Short problem: Using the data below, gather each line that includes the word "value".

Records for the task:
----
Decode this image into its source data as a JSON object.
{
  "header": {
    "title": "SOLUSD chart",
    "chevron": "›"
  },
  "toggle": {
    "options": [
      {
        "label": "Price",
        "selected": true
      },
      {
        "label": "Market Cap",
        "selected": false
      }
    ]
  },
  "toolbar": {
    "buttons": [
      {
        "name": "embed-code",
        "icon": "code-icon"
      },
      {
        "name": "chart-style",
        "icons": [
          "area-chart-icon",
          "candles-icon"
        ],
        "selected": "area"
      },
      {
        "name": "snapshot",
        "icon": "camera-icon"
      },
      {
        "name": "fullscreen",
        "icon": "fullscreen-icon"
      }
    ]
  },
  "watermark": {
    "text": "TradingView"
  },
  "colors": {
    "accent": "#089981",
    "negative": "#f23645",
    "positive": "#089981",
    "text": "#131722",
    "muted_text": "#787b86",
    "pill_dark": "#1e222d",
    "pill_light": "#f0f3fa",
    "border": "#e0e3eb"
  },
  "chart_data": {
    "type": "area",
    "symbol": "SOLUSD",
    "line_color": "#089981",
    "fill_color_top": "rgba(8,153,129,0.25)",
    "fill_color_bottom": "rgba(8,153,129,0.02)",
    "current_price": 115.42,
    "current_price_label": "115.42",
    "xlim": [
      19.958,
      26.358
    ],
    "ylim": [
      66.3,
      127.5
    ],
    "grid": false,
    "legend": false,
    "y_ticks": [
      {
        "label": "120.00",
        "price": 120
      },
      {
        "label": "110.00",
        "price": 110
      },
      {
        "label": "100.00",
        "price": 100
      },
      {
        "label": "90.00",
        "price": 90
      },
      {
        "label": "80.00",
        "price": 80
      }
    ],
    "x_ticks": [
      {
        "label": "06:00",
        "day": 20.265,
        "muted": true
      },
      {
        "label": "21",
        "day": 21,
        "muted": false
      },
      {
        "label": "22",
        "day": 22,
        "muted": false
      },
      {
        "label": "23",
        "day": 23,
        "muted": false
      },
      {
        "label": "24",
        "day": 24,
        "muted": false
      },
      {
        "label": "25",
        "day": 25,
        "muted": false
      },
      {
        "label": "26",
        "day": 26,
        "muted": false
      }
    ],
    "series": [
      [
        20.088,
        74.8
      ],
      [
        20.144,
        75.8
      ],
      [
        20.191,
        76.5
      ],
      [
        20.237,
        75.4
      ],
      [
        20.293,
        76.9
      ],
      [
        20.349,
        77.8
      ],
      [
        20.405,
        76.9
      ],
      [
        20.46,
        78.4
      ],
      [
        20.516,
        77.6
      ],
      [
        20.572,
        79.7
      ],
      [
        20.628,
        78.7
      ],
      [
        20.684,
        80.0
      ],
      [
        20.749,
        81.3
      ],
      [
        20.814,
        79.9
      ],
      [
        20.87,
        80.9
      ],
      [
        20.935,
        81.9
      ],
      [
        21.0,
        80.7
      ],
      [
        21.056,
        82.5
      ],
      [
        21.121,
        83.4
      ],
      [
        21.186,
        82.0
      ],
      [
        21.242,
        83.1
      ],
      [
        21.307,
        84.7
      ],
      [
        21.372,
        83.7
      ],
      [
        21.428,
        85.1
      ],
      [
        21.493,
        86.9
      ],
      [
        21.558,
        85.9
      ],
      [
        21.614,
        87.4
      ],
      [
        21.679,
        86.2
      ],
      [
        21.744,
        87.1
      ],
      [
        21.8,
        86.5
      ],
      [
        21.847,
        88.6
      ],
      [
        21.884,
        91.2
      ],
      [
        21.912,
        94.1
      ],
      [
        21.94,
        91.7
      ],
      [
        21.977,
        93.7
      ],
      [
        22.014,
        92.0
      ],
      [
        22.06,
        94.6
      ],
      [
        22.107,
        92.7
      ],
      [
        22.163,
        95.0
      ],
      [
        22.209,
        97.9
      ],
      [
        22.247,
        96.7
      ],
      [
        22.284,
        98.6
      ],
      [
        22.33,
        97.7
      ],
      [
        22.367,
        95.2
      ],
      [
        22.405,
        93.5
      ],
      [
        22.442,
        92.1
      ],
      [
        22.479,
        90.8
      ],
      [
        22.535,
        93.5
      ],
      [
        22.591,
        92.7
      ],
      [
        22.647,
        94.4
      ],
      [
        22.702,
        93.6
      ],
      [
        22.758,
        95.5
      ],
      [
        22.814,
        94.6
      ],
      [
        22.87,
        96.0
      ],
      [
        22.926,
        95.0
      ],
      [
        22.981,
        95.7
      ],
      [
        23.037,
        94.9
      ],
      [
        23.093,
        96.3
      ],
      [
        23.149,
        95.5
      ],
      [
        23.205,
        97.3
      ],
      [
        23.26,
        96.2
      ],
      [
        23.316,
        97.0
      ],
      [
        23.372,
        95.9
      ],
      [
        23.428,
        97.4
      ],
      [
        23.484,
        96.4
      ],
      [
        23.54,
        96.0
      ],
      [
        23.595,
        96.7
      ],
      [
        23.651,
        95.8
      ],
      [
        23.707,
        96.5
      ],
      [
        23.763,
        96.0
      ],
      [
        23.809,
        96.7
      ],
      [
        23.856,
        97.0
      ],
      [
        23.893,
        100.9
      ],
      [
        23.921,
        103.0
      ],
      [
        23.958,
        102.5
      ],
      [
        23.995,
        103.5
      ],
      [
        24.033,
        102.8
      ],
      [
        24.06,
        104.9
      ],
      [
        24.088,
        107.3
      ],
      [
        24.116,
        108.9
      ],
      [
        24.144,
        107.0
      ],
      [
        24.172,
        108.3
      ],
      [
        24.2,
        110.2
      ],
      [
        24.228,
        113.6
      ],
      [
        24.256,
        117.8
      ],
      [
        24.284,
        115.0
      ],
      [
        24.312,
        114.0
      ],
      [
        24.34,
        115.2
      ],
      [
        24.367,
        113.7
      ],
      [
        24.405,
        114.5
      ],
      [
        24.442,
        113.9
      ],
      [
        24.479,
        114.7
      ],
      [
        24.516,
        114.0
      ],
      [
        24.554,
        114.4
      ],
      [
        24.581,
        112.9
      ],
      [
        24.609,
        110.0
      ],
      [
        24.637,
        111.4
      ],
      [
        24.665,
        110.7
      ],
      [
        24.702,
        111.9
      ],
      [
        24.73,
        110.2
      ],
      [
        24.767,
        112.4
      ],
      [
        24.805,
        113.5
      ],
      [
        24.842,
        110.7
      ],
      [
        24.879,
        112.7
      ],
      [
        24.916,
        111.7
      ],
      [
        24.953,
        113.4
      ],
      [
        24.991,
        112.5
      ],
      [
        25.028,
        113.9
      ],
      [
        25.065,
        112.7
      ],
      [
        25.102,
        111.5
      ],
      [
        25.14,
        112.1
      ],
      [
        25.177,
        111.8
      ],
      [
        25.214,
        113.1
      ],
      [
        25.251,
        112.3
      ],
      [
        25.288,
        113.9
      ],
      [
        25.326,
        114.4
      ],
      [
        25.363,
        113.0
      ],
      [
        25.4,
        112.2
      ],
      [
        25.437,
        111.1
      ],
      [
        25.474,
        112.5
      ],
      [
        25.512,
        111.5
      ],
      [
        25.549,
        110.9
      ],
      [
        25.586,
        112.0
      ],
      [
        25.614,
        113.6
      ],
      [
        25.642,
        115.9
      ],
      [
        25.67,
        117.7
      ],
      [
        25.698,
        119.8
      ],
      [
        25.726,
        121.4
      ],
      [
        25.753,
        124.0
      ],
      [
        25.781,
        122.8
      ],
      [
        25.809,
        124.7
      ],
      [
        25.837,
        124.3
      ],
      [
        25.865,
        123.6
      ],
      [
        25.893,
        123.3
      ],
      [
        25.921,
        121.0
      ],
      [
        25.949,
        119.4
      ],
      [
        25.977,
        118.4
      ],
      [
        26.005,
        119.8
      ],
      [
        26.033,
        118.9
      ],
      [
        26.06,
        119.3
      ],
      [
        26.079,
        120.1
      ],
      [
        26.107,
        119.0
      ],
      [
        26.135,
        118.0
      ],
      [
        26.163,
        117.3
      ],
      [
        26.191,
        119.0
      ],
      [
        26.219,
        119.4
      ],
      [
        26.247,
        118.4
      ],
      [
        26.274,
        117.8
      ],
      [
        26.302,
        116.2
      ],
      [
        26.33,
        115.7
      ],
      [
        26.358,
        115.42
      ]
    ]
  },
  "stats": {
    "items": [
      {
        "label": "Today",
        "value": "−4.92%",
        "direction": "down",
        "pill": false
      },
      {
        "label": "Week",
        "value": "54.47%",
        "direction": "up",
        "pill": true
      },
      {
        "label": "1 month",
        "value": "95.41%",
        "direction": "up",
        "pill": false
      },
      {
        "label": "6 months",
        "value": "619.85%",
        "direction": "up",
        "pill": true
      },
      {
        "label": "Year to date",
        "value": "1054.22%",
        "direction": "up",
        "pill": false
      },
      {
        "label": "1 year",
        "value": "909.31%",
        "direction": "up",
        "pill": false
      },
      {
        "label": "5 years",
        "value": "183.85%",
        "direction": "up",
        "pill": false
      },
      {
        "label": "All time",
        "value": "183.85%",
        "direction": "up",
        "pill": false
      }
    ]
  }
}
----
Task response:
        "value": "−4.92%",
        "value": "54.47%",
        "value": "95.41%",
        "value": "619.85%",
        "value": "1054.22%",
        "value": "909.31%",
        "value": "183.85%",
        "value": "183.85%",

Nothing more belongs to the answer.